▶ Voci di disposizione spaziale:

═══

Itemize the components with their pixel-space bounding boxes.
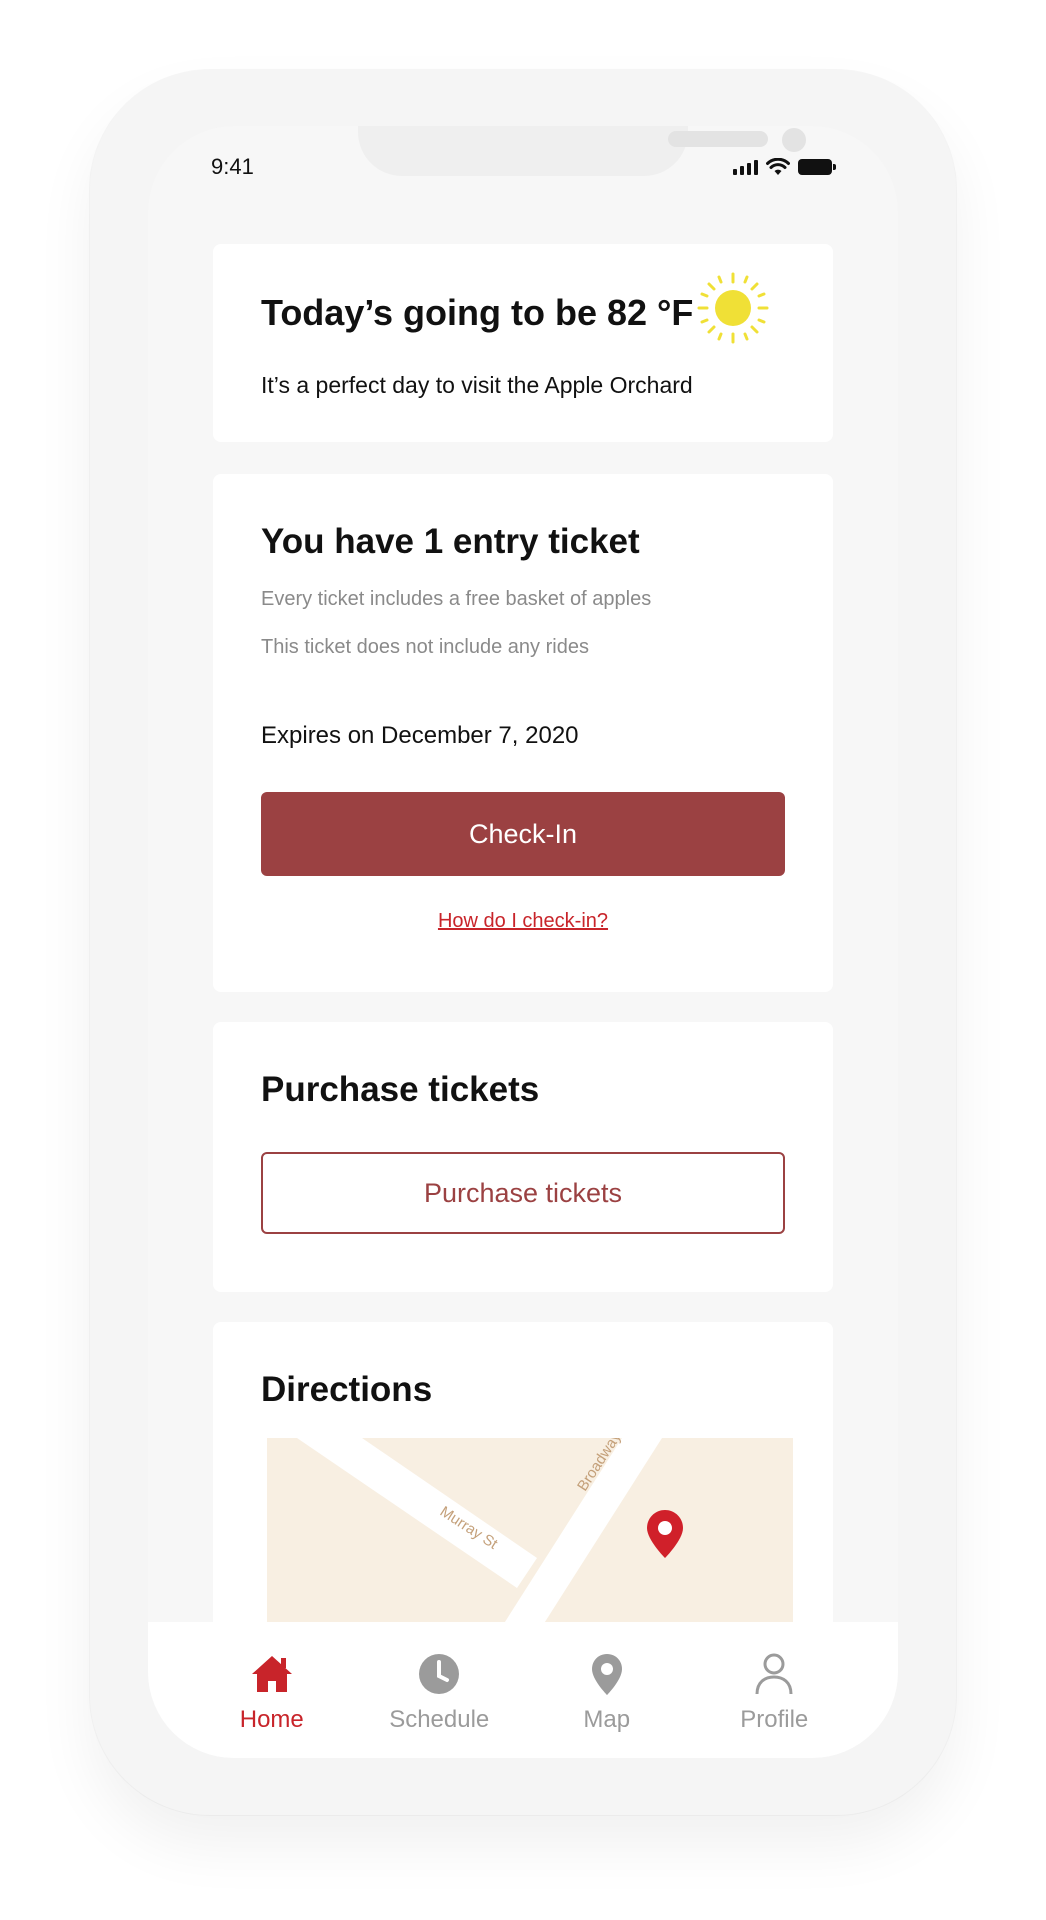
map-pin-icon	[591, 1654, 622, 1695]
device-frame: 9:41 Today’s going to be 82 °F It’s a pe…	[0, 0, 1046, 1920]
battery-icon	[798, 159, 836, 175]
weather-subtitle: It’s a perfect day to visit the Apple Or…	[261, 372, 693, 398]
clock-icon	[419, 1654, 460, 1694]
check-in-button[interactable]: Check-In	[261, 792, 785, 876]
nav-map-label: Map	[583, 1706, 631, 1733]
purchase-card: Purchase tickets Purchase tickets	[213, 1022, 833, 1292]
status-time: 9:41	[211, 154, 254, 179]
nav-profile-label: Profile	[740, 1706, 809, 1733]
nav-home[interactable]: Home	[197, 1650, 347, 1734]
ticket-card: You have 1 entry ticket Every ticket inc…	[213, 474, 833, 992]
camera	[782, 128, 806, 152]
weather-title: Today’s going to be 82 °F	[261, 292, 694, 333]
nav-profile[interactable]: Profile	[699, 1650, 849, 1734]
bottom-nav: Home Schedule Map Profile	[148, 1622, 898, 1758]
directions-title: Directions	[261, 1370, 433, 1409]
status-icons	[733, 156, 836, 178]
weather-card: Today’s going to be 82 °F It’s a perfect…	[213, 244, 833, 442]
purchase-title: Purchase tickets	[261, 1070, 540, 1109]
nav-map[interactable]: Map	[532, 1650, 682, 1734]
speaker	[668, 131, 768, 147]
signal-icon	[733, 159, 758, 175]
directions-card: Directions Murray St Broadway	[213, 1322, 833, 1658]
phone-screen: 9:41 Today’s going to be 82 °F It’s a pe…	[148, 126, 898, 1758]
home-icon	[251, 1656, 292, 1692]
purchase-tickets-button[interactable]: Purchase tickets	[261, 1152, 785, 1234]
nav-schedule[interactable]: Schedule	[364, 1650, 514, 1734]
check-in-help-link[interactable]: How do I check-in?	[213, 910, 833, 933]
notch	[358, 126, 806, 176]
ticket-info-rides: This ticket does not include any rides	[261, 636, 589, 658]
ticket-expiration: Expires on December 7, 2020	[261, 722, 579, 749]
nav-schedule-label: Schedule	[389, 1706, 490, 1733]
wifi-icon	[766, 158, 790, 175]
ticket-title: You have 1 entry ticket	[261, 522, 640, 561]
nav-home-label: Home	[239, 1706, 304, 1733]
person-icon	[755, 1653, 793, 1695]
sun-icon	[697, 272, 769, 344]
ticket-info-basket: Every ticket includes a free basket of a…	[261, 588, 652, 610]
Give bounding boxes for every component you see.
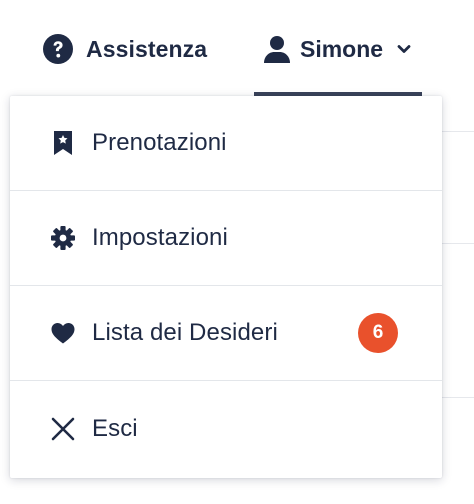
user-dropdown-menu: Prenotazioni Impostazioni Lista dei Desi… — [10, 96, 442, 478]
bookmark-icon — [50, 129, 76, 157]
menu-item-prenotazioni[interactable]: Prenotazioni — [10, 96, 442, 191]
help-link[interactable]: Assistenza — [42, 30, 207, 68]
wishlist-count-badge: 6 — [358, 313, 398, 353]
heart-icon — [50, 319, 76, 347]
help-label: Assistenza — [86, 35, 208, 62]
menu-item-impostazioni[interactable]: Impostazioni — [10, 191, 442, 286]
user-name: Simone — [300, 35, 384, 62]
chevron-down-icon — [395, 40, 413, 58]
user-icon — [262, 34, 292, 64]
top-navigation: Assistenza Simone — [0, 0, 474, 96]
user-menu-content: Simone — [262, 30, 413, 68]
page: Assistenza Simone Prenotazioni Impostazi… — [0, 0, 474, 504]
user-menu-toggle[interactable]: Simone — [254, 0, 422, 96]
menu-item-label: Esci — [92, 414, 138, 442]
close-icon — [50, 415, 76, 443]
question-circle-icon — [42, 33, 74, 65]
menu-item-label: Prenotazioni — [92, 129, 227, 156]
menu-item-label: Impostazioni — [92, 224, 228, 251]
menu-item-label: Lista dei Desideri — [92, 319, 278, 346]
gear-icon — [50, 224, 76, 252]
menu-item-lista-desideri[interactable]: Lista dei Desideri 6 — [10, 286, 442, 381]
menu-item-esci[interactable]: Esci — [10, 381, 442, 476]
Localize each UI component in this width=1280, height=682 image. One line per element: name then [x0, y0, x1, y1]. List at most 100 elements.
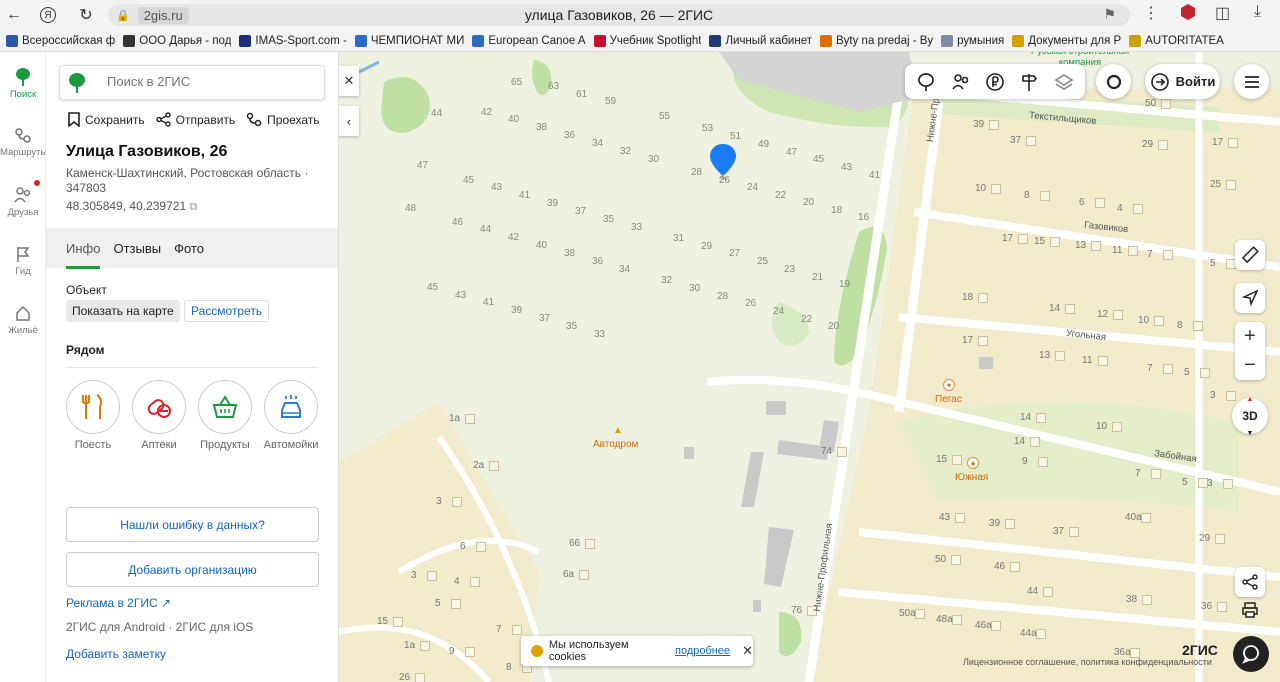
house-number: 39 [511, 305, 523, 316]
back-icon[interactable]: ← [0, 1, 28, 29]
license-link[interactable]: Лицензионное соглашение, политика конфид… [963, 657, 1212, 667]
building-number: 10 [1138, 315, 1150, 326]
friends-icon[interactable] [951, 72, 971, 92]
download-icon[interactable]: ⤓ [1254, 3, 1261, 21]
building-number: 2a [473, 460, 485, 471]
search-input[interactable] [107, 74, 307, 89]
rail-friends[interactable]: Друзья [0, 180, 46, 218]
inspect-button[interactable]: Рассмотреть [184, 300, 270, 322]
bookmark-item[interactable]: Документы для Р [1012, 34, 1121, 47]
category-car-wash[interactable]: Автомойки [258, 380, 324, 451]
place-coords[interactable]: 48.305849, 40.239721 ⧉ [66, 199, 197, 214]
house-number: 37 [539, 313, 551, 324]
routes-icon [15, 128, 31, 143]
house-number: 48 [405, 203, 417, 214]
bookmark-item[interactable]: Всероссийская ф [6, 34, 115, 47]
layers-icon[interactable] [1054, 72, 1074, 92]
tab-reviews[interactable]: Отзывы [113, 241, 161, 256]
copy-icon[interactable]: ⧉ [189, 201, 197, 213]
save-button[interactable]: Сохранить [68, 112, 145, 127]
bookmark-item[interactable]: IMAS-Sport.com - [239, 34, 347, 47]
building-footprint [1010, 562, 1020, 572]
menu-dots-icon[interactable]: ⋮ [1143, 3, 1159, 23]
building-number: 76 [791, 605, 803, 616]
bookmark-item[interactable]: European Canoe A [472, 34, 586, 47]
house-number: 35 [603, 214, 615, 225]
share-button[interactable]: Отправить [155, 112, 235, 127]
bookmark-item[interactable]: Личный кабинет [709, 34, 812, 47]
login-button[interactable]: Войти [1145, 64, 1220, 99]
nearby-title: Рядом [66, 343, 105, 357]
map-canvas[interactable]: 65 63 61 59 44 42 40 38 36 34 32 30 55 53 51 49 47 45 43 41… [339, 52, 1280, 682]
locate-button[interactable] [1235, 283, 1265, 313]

═══

▶ CONSEGNA: Trascrivi riga per riga tutto il materiale riportato sopra, senza alcuna modifica e tralasciando le immagini.

▶ RISPOSTA:
Itemize the components with their pixel-space bounding boxes.
map-pin-icon	[591, 1654, 622, 1695]
device-frame: 9:41 Today’s going to be 82 °F It’s a pe…	[0, 0, 1046, 1920]
battery-icon	[798, 159, 836, 175]
weather-subtitle: It’s a perfect day to visit the Apple Or…	[261, 372, 693, 398]
clock-icon	[419, 1654, 460, 1694]
check-in-button[interactable]: Check-In	[261, 792, 785, 876]
nav-map-label: Map	[583, 1706, 631, 1733]
purchase-card: Purchase tickets Purchase tickets	[213, 1022, 833, 1292]
status-time: 9:41	[211, 154, 254, 179]
nav-profile-label: Profile	[740, 1706, 809, 1733]
nav-home[interactable]: Home	[197, 1650, 347, 1734]
ticket-card: You have 1 entry ticket Every ticket inc…	[213, 474, 833, 992]
camera	[782, 128, 806, 152]
weather-title: Today’s going to be 82 °F	[261, 292, 694, 333]
nav-profile[interactable]: Profile	[699, 1650, 849, 1734]
bottom-nav: Home Schedule Map Profile	[148, 1622, 898, 1758]
directions-title: Directions	[261, 1370, 433, 1409]
status-icons	[733, 156, 836, 178]
weather-card: Today’s going to be 82 °F It’s a perfect…	[213, 244, 833, 442]
purchase-title: Purchase tickets	[261, 1070, 540, 1109]
nav-map[interactable]: Map	[532, 1650, 682, 1734]
speaker	[668, 131, 768, 147]
signal-icon	[733, 159, 758, 175]
directions-card: Directions Murray St Broadway	[213, 1322, 833, 1658]
phone-screen: 9:41 Today’s going to be 82 °F It’s a pe…	[148, 126, 898, 1758]
home-icon	[251, 1656, 292, 1692]
purchase-tickets-button[interactable]: Purchase tickets	[261, 1152, 785, 1234]
nav-schedule[interactable]: Schedule	[364, 1650, 514, 1734]
check-in-help-link[interactable]: How do I check-in?	[213, 910, 833, 933]
notch	[358, 126, 806, 176]
ticket-info-rides: This ticket does not include any rides	[261, 636, 589, 658]
ticket-expiration: Expires on December 7, 2020	[261, 722, 579, 749]
nav-schedule-label: Schedule	[389, 1706, 490, 1733]
wifi-icon	[766, 158, 790, 175]
ticket-title: You have 1 entry ticket	[261, 522, 640, 561]
nav-home-label: Home	[239, 1706, 304, 1733]
person-icon	[755, 1653, 793, 1695]
sun-icon	[697, 272, 769, 344]
ticket-info-basket: Every ticket includes a free basket of a…	[261, 588, 652, 610]
Give bounding boxes for every component you see.
user-dropdown-menu: Prenotazioni Impostazioni Lista dei Desi… — [10, 96, 442, 478]
bookmark-icon — [50, 129, 76, 157]
menu-item-prenotazioni[interactable]: Prenotazioni — [10, 96, 442, 191]
help-link[interactable]: Assistenza — [42, 30, 207, 68]
wishlist-count-badge: 6 — [358, 313, 398, 353]
heart-icon — [50, 319, 76, 347]
help-label: Assistenza — [86, 35, 208, 62]
menu-item-impostazioni[interactable]: Impostazioni — [10, 191, 442, 286]
user-name: Simone — [300, 35, 384, 62]
chevron-down-icon — [395, 40, 413, 58]
user-icon — [262, 34, 292, 64]
top-navigation: Assistenza Simone — [0, 0, 474, 96]
user-menu-content: Simone — [262, 30, 413, 68]
page: Assistenza Simone Prenotazioni Impostazi… — [0, 0, 474, 504]
user-menu-toggle[interactable]: Simone — [254, 0, 422, 96]
menu-item-label: Esci — [92, 414, 138, 442]
close-icon — [50, 415, 76, 443]
question-circle-icon — [42, 33, 74, 65]
menu-item-label: Prenotazioni — [92, 129, 227, 156]
menu-item-label: Impostazioni — [92, 224, 228, 251]
menu-item-label: Lista dei Desideri — [92, 319, 278, 346]
gear-icon — [50, 224, 76, 252]
menu-item-lista-desideri[interactable]: Lista dei Desideri 6 — [10, 286, 442, 381]
menu-item-esci[interactable]: Esci — [10, 381, 442, 476]
Localize each UI component in this width=1280, height=682 image. One line per element: name then [x0, y0, x1, y1]. List at most 100 elements.
house-number: 39 [511, 305, 523, 316]
back-icon[interactable]: ← [0, 1, 28, 29]
license-link[interactable]: Лицензионное соглашение, политика конфид… [963, 657, 1212, 667]
building-number: 10 [1138, 315, 1150, 326]
friends-icon[interactable] [951, 72, 971, 92]
download-icon[interactable]: ⤓ [1254, 3, 1261, 21]
building-number: 2a [473, 460, 485, 471]
search-input[interactable] [107, 74, 307, 89]
rail-friends[interactable]: Друзья [0, 180, 46, 218]
inspect-button[interactable]: Рассмотреть [184, 300, 270, 322]
bookmark-item[interactable]: Документы для Р [1012, 34, 1121, 47]
category-car-wash[interactable]: Автомойки [258, 380, 324, 451]
place-coords[interactable]: 48.305849, 40.239721 ⧉ [66, 199, 197, 214]
house-number: 37 [539, 313, 551, 324]
routes-icon [15, 128, 31, 143]
house-number: 48 [405, 203, 417, 214]
bookmark-item[interactable]: Всероссийская ф [6, 34, 115, 47]
layers-icon[interactable] [1054, 72, 1074, 92]
tab-reviews[interactable]: Отзывы [113, 241, 161, 256]
copy-icon[interactable]: ⧉ [189, 201, 197, 213]
save-button[interactable]: Сохранить [68, 112, 145, 127]
bookmark-item[interactable]: IMAS-Sport.com - [239, 34, 347, 47]
building-footprint [1010, 562, 1020, 572]
menu-dots-icon[interactable]: ⋮ [1143, 3, 1159, 23]
building-number: 76 [791, 605, 803, 616]
bookmark-item[interactable]: European Canoe A [472, 34, 586, 47]
house-number: 35 [603, 214, 615, 225]
share-button[interactable]: Отправить [155, 112, 235, 127]
bookmark-item[interactable]: Личный кабинет [709, 34, 812, 47]
login-button[interactable]: Войти [1145, 64, 1220, 99]
nearby-title: Рядом [66, 343, 105, 357]
map-canvas[interactable]: 65 63 61 59 44 42 40 38 36 34 32 30 55 53 51 49 47 45 43 41… [339, 52, 1280, 682]
locate-button[interactable] [1235, 283, 1265, 313]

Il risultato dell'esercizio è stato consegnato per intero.